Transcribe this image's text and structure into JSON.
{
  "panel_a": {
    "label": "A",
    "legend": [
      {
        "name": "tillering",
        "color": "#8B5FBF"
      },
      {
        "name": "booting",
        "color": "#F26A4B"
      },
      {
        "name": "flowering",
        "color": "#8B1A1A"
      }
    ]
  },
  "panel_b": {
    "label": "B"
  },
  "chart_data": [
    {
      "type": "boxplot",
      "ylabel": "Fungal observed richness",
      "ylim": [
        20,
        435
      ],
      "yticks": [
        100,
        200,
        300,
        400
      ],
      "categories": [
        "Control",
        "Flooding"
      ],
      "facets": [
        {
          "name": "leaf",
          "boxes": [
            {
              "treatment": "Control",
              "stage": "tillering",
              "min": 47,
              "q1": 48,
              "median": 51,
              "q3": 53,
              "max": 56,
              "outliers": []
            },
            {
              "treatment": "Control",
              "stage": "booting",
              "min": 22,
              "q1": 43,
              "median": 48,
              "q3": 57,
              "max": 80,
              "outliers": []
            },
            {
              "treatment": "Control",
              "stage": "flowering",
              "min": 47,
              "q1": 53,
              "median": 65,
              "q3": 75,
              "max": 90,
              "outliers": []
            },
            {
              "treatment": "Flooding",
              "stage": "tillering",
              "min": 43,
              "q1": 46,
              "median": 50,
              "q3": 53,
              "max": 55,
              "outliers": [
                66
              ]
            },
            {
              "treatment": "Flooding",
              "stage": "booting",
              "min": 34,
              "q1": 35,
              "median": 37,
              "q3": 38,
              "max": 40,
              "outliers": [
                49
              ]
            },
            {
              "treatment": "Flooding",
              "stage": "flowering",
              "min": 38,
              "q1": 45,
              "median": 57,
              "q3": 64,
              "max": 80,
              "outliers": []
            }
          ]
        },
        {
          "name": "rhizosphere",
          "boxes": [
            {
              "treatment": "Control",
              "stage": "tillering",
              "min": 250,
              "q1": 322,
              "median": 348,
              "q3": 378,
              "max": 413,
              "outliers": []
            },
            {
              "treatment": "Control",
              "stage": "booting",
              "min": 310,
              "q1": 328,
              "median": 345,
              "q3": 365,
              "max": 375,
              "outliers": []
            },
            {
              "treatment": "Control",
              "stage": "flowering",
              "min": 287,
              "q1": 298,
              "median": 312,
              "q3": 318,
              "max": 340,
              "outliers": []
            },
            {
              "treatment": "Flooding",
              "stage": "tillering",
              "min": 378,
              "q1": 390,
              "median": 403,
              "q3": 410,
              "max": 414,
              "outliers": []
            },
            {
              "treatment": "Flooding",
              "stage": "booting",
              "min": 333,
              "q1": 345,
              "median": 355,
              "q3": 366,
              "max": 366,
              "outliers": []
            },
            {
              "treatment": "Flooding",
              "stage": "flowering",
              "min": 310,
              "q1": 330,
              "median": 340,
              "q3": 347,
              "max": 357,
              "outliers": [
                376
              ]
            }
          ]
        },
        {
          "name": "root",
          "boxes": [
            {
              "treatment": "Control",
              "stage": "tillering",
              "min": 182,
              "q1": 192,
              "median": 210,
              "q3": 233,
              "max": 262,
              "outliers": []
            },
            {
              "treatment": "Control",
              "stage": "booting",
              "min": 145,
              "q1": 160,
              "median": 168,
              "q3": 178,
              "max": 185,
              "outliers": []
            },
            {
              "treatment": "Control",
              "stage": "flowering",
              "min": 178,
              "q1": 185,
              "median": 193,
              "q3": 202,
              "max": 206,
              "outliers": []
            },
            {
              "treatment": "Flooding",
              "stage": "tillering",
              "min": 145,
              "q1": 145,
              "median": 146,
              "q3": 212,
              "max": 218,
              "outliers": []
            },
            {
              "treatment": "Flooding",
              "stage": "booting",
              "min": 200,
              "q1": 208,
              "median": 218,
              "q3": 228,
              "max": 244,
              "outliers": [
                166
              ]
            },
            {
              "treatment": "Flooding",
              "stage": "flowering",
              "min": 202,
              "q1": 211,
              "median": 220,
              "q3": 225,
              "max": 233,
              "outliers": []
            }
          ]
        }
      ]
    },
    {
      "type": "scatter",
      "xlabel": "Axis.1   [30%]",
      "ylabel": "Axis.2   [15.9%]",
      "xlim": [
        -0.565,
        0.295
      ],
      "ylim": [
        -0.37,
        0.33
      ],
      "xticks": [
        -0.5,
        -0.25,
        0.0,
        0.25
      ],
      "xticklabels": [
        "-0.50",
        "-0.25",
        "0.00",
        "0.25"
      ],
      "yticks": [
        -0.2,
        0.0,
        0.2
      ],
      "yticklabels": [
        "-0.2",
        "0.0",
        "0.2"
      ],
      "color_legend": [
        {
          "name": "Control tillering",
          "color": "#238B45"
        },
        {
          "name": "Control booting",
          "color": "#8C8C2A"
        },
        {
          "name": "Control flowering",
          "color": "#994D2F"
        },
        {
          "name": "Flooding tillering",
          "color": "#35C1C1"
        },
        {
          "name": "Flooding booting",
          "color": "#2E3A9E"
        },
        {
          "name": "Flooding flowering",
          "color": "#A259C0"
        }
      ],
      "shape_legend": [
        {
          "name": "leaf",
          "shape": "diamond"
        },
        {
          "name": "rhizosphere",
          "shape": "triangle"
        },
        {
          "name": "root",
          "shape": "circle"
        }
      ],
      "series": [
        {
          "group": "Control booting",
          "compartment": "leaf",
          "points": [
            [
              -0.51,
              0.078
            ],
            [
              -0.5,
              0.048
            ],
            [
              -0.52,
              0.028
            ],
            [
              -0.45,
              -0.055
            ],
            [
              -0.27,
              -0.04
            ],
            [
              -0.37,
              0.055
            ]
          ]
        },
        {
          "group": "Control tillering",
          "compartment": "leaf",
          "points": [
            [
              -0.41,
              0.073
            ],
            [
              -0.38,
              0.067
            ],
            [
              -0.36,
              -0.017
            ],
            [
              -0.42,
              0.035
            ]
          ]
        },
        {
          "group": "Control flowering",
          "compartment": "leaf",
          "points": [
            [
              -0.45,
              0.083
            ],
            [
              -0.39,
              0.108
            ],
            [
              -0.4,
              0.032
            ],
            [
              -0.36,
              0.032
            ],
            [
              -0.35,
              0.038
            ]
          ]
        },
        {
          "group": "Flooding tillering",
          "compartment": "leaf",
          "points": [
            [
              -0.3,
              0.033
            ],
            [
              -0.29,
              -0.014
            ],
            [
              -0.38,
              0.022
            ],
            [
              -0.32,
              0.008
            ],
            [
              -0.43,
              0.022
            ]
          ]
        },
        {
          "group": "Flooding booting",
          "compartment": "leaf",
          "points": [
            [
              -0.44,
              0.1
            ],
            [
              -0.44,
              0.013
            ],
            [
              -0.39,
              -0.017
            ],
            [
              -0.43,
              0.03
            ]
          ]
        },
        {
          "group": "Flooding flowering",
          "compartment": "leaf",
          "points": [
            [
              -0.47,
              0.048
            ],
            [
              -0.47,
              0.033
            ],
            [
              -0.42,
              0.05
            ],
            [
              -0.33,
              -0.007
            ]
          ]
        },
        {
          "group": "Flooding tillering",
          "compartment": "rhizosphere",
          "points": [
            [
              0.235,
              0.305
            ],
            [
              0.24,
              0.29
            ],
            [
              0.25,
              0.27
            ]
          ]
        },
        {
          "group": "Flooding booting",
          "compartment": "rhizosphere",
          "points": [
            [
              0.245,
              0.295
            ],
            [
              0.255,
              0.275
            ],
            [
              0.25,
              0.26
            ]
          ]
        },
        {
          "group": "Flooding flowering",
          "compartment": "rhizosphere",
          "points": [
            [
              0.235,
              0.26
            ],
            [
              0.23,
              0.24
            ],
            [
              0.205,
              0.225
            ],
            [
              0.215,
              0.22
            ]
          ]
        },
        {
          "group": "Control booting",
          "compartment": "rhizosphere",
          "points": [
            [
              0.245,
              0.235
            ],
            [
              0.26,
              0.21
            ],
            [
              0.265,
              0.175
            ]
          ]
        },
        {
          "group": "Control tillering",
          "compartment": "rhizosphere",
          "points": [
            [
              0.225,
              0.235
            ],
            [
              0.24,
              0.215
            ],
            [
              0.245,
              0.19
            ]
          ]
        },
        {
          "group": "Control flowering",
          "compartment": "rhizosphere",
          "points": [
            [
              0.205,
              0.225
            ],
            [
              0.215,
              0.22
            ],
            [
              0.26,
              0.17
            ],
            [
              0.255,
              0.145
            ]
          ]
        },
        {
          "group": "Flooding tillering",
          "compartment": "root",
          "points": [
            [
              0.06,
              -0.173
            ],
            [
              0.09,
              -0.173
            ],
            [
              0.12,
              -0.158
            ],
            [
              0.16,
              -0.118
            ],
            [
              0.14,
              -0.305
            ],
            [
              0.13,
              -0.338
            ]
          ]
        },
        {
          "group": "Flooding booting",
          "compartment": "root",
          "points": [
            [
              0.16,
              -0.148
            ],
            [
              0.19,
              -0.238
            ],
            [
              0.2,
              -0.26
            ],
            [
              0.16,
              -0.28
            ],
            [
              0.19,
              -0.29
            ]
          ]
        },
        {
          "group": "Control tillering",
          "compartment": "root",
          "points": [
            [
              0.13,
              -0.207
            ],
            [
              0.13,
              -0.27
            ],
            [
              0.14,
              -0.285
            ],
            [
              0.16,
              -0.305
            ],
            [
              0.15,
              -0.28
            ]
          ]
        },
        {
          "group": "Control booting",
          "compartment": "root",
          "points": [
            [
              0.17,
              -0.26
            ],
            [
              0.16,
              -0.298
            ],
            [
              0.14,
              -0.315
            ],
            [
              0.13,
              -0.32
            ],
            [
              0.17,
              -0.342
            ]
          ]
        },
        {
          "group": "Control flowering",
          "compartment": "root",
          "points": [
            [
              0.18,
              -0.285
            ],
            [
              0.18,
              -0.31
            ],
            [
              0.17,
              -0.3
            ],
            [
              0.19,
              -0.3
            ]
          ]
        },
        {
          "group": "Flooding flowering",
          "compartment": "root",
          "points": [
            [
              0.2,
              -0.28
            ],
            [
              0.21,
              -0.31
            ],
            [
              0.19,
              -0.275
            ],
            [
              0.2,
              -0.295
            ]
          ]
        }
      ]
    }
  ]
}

- _Stated exercise_: Return each line with "ylabel".

- _Result below_:
      "ylabel": "Fungal observed richness",
      "ylabel": "Axis.2   [15.9%]",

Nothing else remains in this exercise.